STORED ROWS =>
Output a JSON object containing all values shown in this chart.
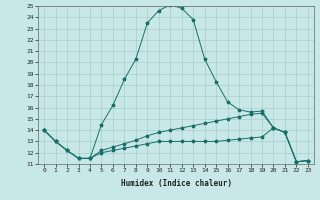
{
  "xlabel": "Humidex (Indice chaleur)",
  "xlim": [
    -0.5,
    23.5
  ],
  "ylim": [
    11,
    25
  ],
  "yticks": [
    11,
    12,
    13,
    14,
    15,
    16,
    17,
    18,
    19,
    20,
    21,
    22,
    23,
    24,
    25
  ],
  "xticks": [
    0,
    1,
    2,
    3,
    4,
    5,
    6,
    7,
    8,
    9,
    10,
    11,
    12,
    13,
    14,
    15,
    16,
    17,
    18,
    19,
    20,
    21,
    22,
    23
  ],
  "bg_color": "#c8e8e8",
  "line_color": "#1a6e6a",
  "grid_color": "#a8cccc",
  "curve1_x": [
    0,
    1,
    2,
    3,
    4,
    5,
    6,
    7,
    8,
    9,
    10,
    11,
    12,
    13,
    14,
    15,
    16,
    17,
    18,
    19,
    20,
    21,
    22,
    23
  ],
  "curve1_y": [
    14,
    13,
    12.2,
    11.5,
    11.5,
    14.5,
    16.2,
    18.5,
    20.3,
    23.5,
    24.6,
    25.1,
    24.8,
    23.8,
    20.3,
    18.3,
    16.5,
    15.8,
    15.6,
    15.7,
    14.2,
    13.8,
    11.2,
    11.3
  ],
  "curve2_x": [
    0,
    1,
    2,
    3,
    4,
    5,
    6,
    7,
    8,
    9,
    10,
    11,
    12,
    13,
    14,
    15,
    16,
    17,
    18,
    19,
    20,
    21,
    22,
    23
  ],
  "curve2_y": [
    14,
    13,
    12.2,
    11.5,
    11.5,
    12.2,
    12.5,
    12.8,
    13.1,
    13.5,
    13.8,
    14.0,
    14.2,
    14.4,
    14.6,
    14.8,
    15.0,
    15.2,
    15.4,
    15.5,
    14.2,
    13.8,
    11.2,
    11.3
  ],
  "curve3_x": [
    0,
    1,
    2,
    3,
    4,
    5,
    6,
    7,
    8,
    9,
    10,
    11,
    12,
    13,
    14,
    15,
    16,
    17,
    18,
    19,
    20,
    21,
    22,
    23
  ],
  "curve3_y": [
    14,
    13,
    12.2,
    11.5,
    11.5,
    12.0,
    12.2,
    12.4,
    12.6,
    12.8,
    13.0,
    13.0,
    13.0,
    13.0,
    13.0,
    13.0,
    13.1,
    13.2,
    13.3,
    13.4,
    14.2,
    13.8,
    11.2,
    11.3
  ]
}
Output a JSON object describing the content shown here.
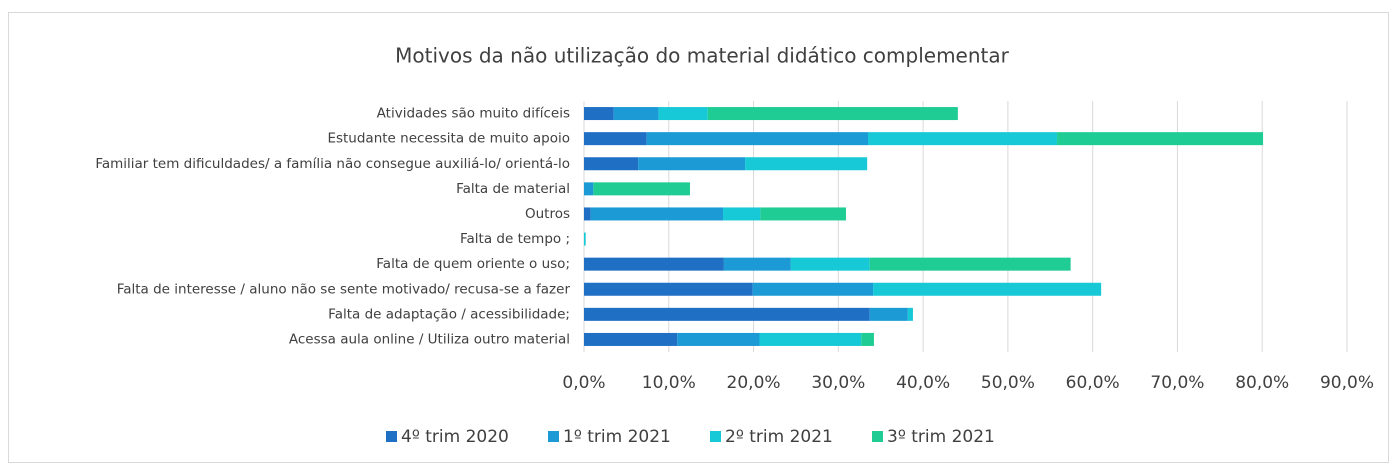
{
  "chart_data": {
    "type": "stacked-bar-horizontal",
    "title": "Motivos da não utilização do material didático complementar",
    "categories": [
      "Atividades são muito difíceis",
      "Estudante necessita de muito apoio",
      "Familiar tem dificuldades/ a família não consegue  auxiliá-lo/ orientá-lo",
      "Falta de material",
      "Outros",
      "Falta de tempo ;",
      "Falta de quem oriente o uso;",
      "Falta de interesse  / aluno não se sente motivado/ recusa-se a fazer",
      "Falta de adaptação / acessibilidade;",
      "Acessa aula online / Utiliza outro material"
    ],
    "series": [
      {
        "name": "4º trim 2020",
        "color": "#1f6fc5",
        "values": [
          3.5,
          7.4,
          6.4,
          0,
          0.8,
          0,
          16.5,
          19.9,
          33.7,
          11.0
        ]
      },
      {
        "name": "1º trim 2021",
        "color": "#1b9ad6",
        "values": [
          5.3,
          26.1,
          12.6,
          1.1,
          15.6,
          0,
          7.9,
          14.2,
          4.5,
          9.7
        ]
      },
      {
        "name": "2º trim 2021",
        "color": "#17c9d6",
        "values": [
          5.8,
          22.3,
          14.4,
          0,
          4.4,
          0.2,
          9.3,
          26.9,
          0.6,
          12.0
        ]
      },
      {
        "name": "3º trim 2021",
        "color": "#1fcc93",
        "values": [
          29.5,
          24.3,
          0,
          11.4,
          10.1,
          0,
          23.7,
          0,
          0,
          1.5
        ]
      }
    ],
    "xlim": [
      0,
      90
    ],
    "xticks": [
      {
        "value": 0,
        "label": "0,0%"
      },
      {
        "value": 10,
        "label": "10,0%"
      },
      {
        "value": 20,
        "label": "20,0%"
      },
      {
        "value": 30,
        "label": "30,0%"
      },
      {
        "value": 40,
        "label": "40,0%"
      },
      {
        "value": 50,
        "label": "50,0%"
      },
      {
        "value": 60,
        "label": "60,0%"
      },
      {
        "value": 70,
        "label": "70,0%"
      },
      {
        "value": 80,
        "label": "80,0%"
      },
      {
        "value": 90,
        "label": "90,0%"
      }
    ],
    "grid": true,
    "legend": "bottom"
  }
}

WHAT THE TASK REQUIRES => Which lines contain the word "shown"? Copy each of them.

EXPECTED OUTPUT =>
Output a JSON object containing all values shown in this chart.
Output a JSON object describing the content shown here.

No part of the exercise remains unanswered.